▸ **Items**
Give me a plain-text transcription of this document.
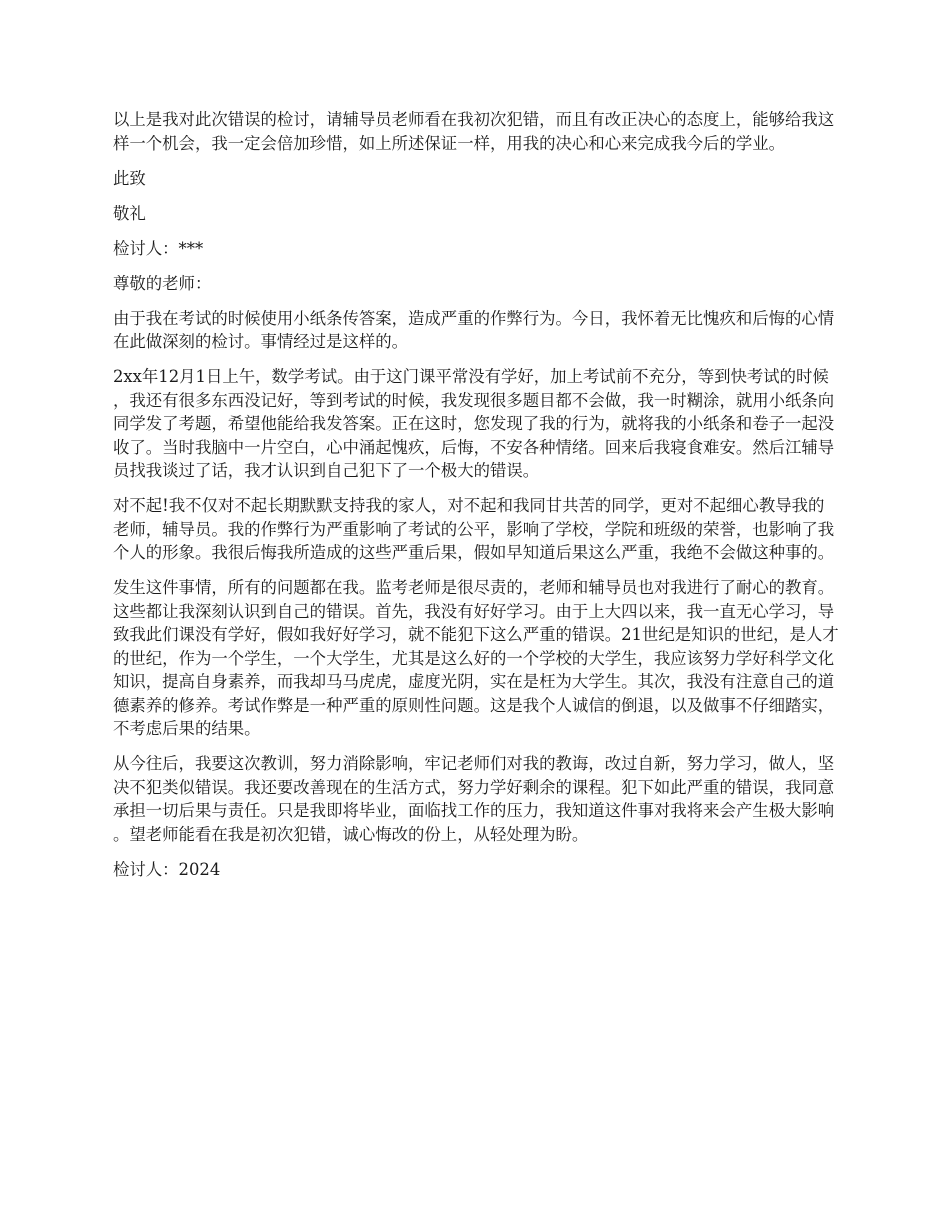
以上是我对此次错误的检讨，请辅导员老师看在我初次犯错，而且有改正决心的态度上，能够给我这样一个机会，我一定会倍加珍惜，如上所述保证一样，用我的决心和心来完成我今后的学业。

此致

敬礼

检讨人：***

尊敬的老师：

由于我在考试的时候使用小纸条传答案，造成严重的作弊行为。今日，我怀着无比愧疚和后悔的心情在此做深刻的检讨。事情经过是这样的。

2xx年12月1日上午，数学考试。由于这门课平常没有学好，加上考试前不充分，等到快考试的时候，我还有很多东西没记好，等到考试的时候，我发现很多题目都不会做，我一时糊涂，就用小纸条向同学发了考题，希望他能给我发答案。正在这时，您发现了我的行为，就将我的小纸条和卷子一起没收了。当时我脑中一片空白，心中涌起愧疚，后悔，不安各种情绪。回来后我寝食难安。然后江辅导员找我谈过了话，我才认识到自己犯下了一个极大的错误。

对不起!我不仅对不起长期默默支持我的家人，对不起和我同甘共苦的同学，更对不起细心教导我的老师，辅导员。我的作弊行为严重影响了考试的公平，影响了学校，学院和班级的荣誉，也影响了我个人的形象。我很后悔我所造成的这些严重后果，假如早知道后果这么严重，我绝不会做这种事的。

发生这件事情，所有的问题都在我。监考老师是很尽责的，老师和辅导员也对我进行了耐心的教育。这些都让我深刻认识到自己的错误。首先，我没有好好学习。由于上大四以来，我一直无心学习，导致我此们课没有学好，假如我好好学习，就不能犯下这么严重的错误。21世纪是知识的世纪，是人才的世纪，作为一个学生，一个大学生，尤其是这么好的一个学校的大学生，我应该努力学好科学文化知识，提高自身素养，而我却马马虎虎，虚度光阴，实在是枉为大学生。其次，我没有注意自己的道德素养的修养。考试作弊是一种严重的原则性问题。这是我个人诚信的倒退，以及做事不仔细踏实，不考虑后果的结果。

从今往后，我要这次教训，努力消除影响，牢记老师们对我的教诲，改过自新，努力学习，做人，坚决不犯类似错误。我还要改善现在的生活方式，努力学好剩余的课程。犯下如此严重的错误，我同意承担一切后果与责任。只是我即将毕业，面临找工作的压力，我知道这件事对我将来会产生极大影响。望老师能看在我是初次犯错，诚心悔改的份上，从轻处理为盼。

检讨人：2024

▸ **Exercise objective**
Your copy should hold every record word for word and none of the pictures.

▸ **Solution**
Give me a plain-text transcription of this document.
以上是我对此次错误的检讨，请辅导员老师看在我初次犯错，而且有改正决心的态度上，能够给我这样一个机会，我一定会倍加珍惜，如上所述保证一样，用我的决心和心来完成我今后的学业。

此致

敬礼

检讨人：***

尊敬的老师：

由于我在考试的时候使用小纸条传答案，造成严重的作弊行为。今日，我怀着无比愧疚和后悔的心情在此做深刻的检讨。事情经过是这样的。

2xx年12月1日上午，数学考试。由于这门课平常没有学好，加上考试前不充分，等到快考试的时候，我还有很多东西没记好，等到考试的时候，我发现很多题目都不会做，我一时糊涂，就用小纸条向同学发了考题，希望他能给我发答案。正在这时，您发现了我的行为，就将我的小纸条和卷子一起没收了。当时我脑中一片空白，心中涌起愧疚，后悔，不安各种情绪。回来后我寝食难安。然后江辅导员找我谈过了话，我才认识到自己犯下了一个极大的错误。

对不起!我不仅对不起长期默默支持我的家人，对不起和我同甘共苦的同学，更对不起细心教导我的老师，辅导员。我的作弊行为严重影响了考试的公平，影响了学校，学院和班级的荣誉，也影响了我个人的形象。我很后悔我所造成的这些严重后果，假如早知道后果这么严重，我绝不会做这种事的。

发生这件事情，所有的问题都在我。监考老师是很尽责的，老师和辅导员也对我进行了耐心的教育。这些都让我深刻认识到自己的错误。首先，我没有好好学习。由于上大四以来，我一直无心学习，导致我此们课没有学好，假如我好好学习，就不能犯下这么严重的错误。21世纪是知识的世纪，是人才的世纪，作为一个学生，一个大学生，尤其是这么好的一个学校的大学生，我应该努力学好科学文化知识，提高自身素养，而我却马马虎虎，虚度光阴，实在是枉为大学生。其次，我没有注意自己的道德素养的修养。考试作弊是一种严重的原则性问题。这是我个人诚信的倒退，以及做事不仔细踏实，不考虑后果的结果。

从今往后，我要这次教训，努力消除影响，牢记老师们对我的教诲，改过自新，努力学习，做人，坚决不犯类似错误。我还要改善现在的生活方式，努力学好剩余的课程。犯下如此严重的错误，我同意承担一切后果与责任。只是我即将毕业，面临找工作的压力，我知道这件事对我将来会产生极大影响。望老师能看在我是初次犯错，诚心悔改的份上，从轻处理为盼。

检讨人：2024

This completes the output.